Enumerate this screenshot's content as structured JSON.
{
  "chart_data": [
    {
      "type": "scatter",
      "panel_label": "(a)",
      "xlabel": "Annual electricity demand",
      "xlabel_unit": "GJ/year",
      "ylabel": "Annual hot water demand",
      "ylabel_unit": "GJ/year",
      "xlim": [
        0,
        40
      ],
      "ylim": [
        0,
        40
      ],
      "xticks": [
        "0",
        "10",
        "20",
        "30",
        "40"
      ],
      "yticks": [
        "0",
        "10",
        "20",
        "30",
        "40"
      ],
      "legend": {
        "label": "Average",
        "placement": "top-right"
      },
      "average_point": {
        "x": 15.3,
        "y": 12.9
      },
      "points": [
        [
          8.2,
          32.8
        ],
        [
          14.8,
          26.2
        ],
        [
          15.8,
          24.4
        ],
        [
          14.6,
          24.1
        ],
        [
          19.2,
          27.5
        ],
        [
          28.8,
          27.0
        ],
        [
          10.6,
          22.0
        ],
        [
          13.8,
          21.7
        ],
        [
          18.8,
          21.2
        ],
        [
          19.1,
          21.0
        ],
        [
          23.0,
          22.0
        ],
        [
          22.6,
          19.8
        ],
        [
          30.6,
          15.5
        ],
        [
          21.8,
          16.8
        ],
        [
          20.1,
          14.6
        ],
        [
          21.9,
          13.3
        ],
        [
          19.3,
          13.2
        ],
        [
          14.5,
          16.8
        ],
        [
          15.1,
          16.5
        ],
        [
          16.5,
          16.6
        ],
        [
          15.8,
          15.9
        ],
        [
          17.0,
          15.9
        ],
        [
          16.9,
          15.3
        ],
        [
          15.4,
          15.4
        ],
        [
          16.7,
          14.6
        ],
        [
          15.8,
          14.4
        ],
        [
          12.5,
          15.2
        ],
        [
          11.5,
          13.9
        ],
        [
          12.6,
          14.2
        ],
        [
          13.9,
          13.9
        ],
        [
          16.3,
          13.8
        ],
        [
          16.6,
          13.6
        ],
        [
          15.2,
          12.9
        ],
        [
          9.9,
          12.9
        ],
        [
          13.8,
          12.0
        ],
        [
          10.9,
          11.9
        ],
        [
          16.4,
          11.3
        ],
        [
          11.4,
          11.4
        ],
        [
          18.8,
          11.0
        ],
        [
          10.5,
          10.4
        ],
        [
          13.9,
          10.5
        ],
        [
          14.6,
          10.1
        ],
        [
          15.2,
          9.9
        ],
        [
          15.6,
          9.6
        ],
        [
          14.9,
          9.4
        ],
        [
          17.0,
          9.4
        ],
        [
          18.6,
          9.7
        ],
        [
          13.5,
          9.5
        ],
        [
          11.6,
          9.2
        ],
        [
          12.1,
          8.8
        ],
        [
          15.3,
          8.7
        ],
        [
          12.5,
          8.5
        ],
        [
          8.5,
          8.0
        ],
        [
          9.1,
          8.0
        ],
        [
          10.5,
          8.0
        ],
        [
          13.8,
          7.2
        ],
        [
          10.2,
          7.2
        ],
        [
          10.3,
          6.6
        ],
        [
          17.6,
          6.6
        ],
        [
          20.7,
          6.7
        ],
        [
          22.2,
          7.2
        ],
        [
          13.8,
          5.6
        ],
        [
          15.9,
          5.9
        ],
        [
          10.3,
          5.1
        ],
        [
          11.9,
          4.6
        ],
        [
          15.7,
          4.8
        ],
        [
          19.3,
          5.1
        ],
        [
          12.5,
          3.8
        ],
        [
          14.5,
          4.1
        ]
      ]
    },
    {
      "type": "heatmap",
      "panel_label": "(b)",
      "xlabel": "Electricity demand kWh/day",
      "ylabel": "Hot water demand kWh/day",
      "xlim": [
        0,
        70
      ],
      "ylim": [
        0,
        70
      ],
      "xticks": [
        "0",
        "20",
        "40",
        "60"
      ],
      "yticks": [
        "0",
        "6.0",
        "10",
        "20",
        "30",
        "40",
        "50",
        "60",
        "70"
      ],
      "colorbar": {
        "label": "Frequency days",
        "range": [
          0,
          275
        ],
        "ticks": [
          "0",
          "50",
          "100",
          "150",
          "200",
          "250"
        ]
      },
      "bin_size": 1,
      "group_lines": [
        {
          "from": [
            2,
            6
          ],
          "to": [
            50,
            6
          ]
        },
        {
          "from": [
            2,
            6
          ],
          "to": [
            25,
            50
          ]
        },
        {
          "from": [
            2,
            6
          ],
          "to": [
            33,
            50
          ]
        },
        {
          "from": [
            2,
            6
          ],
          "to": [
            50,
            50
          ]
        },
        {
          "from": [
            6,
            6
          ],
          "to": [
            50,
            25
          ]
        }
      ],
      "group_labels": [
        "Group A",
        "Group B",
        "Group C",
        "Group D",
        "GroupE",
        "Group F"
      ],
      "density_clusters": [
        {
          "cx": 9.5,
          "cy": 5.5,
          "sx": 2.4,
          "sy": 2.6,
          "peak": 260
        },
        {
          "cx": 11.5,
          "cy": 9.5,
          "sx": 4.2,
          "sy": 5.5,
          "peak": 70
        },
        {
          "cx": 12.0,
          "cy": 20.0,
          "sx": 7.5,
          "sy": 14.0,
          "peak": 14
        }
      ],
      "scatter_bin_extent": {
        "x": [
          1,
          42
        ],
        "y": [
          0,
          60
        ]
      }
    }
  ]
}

★ ★ ★ ★ ★

### Directions for this task
Give only the number of lines above that hold the string "demand".

### Right answer
4